### What the task asks
Read the entries below and pull out each line with the string "menciptakan".

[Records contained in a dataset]
····················
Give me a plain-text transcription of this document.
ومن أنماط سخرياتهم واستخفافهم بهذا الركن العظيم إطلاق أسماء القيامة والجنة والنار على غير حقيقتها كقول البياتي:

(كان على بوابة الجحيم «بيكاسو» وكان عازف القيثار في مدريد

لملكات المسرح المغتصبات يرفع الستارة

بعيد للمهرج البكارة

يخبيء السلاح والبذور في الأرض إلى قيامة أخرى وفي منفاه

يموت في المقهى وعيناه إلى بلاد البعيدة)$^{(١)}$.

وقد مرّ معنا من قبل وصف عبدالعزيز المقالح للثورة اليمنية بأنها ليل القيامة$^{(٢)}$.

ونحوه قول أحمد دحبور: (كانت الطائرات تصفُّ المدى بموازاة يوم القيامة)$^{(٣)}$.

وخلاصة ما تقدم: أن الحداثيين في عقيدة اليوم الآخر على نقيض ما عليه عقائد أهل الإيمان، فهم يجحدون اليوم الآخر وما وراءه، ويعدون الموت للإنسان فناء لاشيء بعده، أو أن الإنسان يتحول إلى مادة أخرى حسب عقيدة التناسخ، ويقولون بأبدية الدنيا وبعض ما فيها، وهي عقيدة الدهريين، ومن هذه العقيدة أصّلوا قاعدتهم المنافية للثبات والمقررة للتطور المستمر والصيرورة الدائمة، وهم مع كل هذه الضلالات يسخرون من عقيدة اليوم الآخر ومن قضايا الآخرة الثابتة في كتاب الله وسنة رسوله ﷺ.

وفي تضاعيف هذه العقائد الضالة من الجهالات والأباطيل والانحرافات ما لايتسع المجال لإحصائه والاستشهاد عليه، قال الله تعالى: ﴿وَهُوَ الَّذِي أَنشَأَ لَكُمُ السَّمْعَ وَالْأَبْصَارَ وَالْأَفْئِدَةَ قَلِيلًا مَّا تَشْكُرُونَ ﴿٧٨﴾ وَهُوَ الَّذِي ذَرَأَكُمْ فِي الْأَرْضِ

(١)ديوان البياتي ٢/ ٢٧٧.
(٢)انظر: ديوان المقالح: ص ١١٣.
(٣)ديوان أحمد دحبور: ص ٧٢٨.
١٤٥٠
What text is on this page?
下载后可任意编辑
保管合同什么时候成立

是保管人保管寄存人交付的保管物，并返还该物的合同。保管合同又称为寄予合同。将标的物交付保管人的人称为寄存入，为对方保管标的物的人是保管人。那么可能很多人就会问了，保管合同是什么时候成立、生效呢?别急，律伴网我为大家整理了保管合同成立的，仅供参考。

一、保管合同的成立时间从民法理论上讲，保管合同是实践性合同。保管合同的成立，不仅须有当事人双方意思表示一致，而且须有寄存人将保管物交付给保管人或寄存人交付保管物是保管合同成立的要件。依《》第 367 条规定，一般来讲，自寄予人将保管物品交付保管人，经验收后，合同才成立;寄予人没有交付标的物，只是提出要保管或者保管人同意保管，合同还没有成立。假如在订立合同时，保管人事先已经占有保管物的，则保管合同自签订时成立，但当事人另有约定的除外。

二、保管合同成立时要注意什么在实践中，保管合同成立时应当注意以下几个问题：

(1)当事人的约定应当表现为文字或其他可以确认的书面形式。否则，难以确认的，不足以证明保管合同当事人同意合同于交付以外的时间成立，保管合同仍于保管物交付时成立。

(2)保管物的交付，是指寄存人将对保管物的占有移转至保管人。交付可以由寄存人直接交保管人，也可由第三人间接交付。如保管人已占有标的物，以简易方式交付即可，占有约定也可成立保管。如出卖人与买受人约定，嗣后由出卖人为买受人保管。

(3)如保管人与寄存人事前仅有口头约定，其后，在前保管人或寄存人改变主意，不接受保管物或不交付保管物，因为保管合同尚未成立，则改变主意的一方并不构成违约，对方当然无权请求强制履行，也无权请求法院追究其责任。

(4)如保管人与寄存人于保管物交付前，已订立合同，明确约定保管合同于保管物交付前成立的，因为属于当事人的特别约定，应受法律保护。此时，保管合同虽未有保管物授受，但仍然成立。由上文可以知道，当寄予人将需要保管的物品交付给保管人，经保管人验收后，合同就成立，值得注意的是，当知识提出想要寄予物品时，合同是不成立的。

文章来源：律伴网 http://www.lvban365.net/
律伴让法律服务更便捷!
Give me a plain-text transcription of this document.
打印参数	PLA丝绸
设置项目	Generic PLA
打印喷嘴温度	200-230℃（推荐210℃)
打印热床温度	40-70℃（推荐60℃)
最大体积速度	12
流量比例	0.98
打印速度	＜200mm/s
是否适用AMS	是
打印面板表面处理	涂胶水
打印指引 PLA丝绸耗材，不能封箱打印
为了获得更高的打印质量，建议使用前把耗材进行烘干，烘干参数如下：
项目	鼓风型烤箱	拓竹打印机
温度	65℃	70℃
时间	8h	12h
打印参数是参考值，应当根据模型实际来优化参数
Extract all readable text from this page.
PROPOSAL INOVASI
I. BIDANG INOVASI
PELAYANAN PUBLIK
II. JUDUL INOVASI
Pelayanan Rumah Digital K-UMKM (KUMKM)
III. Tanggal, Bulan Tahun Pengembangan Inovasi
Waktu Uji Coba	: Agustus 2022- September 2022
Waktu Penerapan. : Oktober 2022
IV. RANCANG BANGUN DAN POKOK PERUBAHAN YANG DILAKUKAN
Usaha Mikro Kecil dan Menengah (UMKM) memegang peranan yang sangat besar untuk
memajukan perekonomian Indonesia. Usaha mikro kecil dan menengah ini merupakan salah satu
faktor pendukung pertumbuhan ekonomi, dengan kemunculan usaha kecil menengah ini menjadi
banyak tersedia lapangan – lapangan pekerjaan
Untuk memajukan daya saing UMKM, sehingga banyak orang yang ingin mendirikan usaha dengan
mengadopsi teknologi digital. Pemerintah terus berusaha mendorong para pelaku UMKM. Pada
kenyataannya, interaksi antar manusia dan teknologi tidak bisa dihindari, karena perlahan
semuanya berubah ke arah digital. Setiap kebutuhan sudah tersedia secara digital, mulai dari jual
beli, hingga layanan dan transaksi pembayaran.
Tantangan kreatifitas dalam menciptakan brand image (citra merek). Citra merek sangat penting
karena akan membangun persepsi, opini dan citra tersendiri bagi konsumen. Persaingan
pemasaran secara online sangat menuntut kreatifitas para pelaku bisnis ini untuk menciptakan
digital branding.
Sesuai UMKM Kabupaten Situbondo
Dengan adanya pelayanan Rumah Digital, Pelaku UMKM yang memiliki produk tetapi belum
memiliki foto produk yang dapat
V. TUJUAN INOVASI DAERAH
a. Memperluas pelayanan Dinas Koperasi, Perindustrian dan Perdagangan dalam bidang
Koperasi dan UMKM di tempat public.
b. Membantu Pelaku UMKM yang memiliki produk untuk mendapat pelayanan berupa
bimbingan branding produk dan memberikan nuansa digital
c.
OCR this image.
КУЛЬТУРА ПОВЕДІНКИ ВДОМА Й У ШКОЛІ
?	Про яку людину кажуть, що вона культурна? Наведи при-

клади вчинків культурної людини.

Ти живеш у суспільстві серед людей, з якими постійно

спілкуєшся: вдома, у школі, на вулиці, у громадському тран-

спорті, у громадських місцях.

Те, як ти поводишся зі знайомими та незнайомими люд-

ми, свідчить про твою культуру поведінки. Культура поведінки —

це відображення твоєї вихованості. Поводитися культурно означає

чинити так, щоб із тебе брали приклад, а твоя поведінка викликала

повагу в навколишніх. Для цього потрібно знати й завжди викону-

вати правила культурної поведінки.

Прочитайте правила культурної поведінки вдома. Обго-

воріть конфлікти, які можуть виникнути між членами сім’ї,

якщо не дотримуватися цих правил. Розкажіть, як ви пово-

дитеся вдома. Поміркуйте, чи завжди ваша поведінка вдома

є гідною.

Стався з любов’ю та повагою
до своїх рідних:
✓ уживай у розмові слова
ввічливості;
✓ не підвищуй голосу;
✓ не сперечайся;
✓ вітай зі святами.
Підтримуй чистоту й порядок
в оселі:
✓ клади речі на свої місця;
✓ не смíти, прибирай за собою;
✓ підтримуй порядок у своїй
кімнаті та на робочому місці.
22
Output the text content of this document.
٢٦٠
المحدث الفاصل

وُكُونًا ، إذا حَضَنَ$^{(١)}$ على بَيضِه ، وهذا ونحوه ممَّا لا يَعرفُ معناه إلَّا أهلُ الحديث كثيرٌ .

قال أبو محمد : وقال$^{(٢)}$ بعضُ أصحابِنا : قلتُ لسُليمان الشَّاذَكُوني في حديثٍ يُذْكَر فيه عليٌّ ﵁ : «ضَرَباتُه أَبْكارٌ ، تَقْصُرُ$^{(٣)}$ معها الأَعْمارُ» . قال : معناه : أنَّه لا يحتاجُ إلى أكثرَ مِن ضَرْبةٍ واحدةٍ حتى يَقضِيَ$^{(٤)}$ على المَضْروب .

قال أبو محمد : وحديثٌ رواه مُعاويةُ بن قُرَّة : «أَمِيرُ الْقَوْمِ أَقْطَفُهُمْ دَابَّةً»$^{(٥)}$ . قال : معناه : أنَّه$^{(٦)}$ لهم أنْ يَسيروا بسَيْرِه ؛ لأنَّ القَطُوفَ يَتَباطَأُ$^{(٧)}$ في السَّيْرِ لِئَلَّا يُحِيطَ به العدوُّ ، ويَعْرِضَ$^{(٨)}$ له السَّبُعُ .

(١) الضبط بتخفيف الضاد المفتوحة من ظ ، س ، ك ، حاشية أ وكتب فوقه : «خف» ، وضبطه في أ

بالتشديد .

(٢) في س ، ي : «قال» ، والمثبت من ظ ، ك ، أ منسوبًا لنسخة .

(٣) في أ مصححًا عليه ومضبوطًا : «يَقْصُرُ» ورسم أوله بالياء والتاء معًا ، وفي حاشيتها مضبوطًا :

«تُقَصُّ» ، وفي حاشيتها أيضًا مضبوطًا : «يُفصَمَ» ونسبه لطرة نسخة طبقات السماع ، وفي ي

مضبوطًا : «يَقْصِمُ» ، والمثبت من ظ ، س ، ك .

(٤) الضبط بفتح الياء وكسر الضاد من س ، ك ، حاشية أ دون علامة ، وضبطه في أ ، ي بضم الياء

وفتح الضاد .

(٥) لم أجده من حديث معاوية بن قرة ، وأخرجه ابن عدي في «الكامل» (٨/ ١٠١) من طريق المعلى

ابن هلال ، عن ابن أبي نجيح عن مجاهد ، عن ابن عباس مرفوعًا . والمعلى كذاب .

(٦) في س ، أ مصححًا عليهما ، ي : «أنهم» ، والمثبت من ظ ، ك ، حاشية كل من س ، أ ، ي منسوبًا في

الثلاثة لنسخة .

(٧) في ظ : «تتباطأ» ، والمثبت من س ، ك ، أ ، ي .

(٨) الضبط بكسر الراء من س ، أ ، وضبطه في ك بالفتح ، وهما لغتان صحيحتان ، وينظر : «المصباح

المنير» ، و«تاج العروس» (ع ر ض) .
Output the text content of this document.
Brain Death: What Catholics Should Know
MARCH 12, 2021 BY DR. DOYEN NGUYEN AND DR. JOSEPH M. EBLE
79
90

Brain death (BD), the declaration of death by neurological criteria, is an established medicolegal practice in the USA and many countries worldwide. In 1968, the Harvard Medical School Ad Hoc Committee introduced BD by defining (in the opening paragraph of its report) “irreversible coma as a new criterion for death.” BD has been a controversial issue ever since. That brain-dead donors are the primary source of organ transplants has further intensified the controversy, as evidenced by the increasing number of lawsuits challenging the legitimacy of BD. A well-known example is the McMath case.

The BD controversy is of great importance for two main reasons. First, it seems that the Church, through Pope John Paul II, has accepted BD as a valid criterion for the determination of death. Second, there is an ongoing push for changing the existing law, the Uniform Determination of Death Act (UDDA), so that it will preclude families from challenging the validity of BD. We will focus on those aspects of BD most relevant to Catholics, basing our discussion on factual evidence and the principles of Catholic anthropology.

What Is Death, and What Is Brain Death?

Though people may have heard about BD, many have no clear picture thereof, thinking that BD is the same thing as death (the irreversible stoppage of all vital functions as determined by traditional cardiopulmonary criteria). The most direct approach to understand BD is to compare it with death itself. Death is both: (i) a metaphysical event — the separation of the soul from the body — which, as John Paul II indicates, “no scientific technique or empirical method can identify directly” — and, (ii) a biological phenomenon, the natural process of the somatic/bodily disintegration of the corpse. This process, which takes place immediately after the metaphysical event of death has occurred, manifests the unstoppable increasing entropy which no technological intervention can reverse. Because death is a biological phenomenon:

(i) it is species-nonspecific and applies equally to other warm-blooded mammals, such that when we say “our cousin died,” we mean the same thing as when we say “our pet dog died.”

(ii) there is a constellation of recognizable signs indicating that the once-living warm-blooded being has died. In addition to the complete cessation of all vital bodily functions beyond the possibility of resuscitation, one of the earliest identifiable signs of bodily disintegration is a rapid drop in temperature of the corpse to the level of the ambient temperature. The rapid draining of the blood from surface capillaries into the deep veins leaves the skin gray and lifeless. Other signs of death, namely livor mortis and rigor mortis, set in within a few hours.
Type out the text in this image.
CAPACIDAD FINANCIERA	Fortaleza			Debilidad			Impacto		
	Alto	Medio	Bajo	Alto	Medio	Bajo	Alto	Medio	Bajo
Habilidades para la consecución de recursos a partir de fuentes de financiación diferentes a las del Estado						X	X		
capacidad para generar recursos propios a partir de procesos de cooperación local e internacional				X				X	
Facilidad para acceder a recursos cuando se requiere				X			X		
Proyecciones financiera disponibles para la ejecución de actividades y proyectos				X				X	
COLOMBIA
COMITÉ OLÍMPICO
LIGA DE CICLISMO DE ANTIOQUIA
····················
### Task output
Tantangan kreatifitas dalam menciptakan brand image (citra merek). Citra merek sangat penting
pemasaran secara online sangat menuntut kreatifitas para pelaku bisnis ini untuk menciptakan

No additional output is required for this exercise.